--- START Data for the task ---
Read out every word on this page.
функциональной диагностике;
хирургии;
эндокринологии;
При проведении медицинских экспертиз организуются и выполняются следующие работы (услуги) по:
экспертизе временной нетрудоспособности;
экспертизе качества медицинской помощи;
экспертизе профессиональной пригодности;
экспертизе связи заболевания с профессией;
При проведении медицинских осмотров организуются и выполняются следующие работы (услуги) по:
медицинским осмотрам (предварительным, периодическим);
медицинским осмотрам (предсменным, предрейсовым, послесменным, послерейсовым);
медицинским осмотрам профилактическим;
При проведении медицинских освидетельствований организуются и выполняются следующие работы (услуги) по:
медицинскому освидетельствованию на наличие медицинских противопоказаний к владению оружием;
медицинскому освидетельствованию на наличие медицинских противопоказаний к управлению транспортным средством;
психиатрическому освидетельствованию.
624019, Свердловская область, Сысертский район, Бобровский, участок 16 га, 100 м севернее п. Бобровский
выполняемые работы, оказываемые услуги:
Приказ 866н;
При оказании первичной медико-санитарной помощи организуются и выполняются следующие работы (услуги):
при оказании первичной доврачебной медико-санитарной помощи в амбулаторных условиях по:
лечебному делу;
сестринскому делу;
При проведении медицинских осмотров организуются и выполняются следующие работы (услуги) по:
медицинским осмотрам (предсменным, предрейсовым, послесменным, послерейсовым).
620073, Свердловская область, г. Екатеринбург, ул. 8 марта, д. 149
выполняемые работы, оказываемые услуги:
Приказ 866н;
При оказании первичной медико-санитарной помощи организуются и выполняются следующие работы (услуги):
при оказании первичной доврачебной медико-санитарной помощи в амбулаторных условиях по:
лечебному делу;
--- END Data for the task ---
[Task statement]
Keep only the lines that hold the string "наличие", and copy them out.

[Expected answer]
медицинскому освидетельствованию на наличие медицинских противопоказаний к владению оружием;
медицинскому освидетельствованию на наличие медицинских противопоказаний к управлению транспортным средством;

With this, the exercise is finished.